» Task to complete: Repeat each line of the material exactly.

» Records for the task:
----------
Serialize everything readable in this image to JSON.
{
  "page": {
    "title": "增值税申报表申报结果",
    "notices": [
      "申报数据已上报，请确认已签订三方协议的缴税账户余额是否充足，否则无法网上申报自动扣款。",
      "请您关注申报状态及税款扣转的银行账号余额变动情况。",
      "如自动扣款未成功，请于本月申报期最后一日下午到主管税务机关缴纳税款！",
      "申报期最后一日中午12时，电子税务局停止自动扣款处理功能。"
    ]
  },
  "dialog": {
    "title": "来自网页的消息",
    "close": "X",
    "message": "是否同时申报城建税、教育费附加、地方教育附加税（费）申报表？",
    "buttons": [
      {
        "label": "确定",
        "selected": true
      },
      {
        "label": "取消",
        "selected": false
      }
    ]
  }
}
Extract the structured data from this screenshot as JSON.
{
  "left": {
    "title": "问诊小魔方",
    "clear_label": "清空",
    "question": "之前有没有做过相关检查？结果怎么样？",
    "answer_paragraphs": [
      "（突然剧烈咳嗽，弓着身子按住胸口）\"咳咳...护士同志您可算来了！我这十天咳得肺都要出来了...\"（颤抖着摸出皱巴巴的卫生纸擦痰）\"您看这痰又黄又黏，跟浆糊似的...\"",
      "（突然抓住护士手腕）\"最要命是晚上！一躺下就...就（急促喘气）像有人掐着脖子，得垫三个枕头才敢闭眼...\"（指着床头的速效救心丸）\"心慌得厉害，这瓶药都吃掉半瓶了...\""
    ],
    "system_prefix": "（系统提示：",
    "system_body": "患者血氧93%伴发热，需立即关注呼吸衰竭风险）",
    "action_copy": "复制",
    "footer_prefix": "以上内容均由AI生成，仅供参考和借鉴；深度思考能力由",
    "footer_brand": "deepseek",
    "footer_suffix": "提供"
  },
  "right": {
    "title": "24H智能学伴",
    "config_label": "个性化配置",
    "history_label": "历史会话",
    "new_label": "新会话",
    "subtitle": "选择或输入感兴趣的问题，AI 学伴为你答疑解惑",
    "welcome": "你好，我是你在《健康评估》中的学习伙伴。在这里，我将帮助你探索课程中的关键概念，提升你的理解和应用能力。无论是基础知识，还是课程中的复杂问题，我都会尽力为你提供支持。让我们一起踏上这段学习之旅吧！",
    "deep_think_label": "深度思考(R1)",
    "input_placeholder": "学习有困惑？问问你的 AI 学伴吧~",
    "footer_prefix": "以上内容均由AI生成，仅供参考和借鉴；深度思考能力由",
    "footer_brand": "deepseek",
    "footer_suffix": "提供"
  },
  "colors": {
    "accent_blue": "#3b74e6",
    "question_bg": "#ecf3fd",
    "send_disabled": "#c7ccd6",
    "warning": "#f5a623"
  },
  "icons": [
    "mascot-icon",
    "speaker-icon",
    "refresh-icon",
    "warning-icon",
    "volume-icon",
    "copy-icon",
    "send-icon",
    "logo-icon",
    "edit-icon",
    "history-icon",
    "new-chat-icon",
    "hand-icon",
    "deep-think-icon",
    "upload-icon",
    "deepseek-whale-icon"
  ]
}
----------
» Right answer:
Serialize everything readable in this image to JSON.
{
  "page": {
    "title": "增值税申报表申报结果",
    "notices": [
      "申报数据已上报，请确认已签订三方协议的缴税账户余额是否充足，否则无法网上申报自动扣款。",
      "请您关注申报状态及税款扣转的银行账号余额变动情况。",
      "如自动扣款未成功，请于本月申报期最后一日下午到主管税务机关缴纳税款！",
      "申报期最后一日中午12时，电子税务局停止自动扣款处理功能。"
    ]
  },
  "dialog": {
    "title": "来自网页的消息",
    "close": "X",
    "message": "是否同时申报城建税、教育费附加、地方教育附加税（费）申报表？",
    "buttons": [
      {
        "label": "确定",
        "selected": true
      },
      {
        "label": "取消",
        "selected": false
      }
    ]
  }
}
Extract the structured data from this screenshot as JSON.
{
  "left": {
    "title": "问诊小魔方",
    "clear_label": "清空",
    "question": "之前有没有做过相关检查？结果怎么样？",
    "answer_paragraphs": [
      "（突然剧烈咳嗽，弓着身子按住胸口）\"咳咳...护士同志您可算来了！我这十天咳得肺都要出来了...\"（颤抖着摸出皱巴巴的卫生纸擦痰）\"您看这痰又黄又黏，跟浆糊似的...\"",
      "（突然抓住护士手腕）\"最要命是晚上！一躺下就...就（急促喘气）像有人掐着脖子，得垫三个枕头才敢闭眼...\"（指着床头的速效救心丸）\"心慌得厉害，这瓶药都吃掉半瓶了...\""
    ],
    "system_prefix": "（系统提示：",
    "system_body": "患者血氧93%伴发热，需立即关注呼吸衰竭风险）",
    "action_copy": "复制",
    "footer_prefix": "以上内容均由AI生成，仅供参考和借鉴；深度思考能力由",
    "footer_brand": "deepseek",
    "footer_suffix": "提供"
  },
  "right": {
    "title": "24H智能学伴",
    "config_label": "个性化配置",
    "history_label": "历史会话",
    "new_label": "新会话",
    "subtitle": "选择或输入感兴趣的问题，AI 学伴为你答疑解惑",
    "welcome": "你好，我是你在《健康评估》中的学习伙伴。在这里，我将帮助你探索课程中的关键概念，提升你的理解和应用能力。无论是基础知识，还是课程中的复杂问题，我都会尽力为你提供支持。让我们一起踏上这段学习之旅吧！",
    "deep_think_label": "深度思考(R1)",
    "input_placeholder": "学习有困惑？问问你的 AI 学伴吧~",
    "footer_prefix": "以上内容均由AI生成，仅供参考和借鉴；深度思考能力由",
    "footer_brand": "deepseek",
    "footer_suffix": "提供"
  },
  "colors": {
    "accent_blue": "#3b74e6",
    "question_bg": "#ecf3fd",
    "send_disabled": "#c7ccd6",
    "warning": "#f5a623"
  },
  "icons": [
    "mascot-icon",
    "speaker-icon",
    "refresh-icon",
    "warning-icon",
    "volume-icon",
    "copy-icon",
    "send-icon",
    "logo-icon",
    "edit-icon",
    "history-icon",
    "new-chat-icon",
    "hand-icon",
    "deep-think-icon",
    "upload-icon",
    "deepseek-whale-icon"
  ]
}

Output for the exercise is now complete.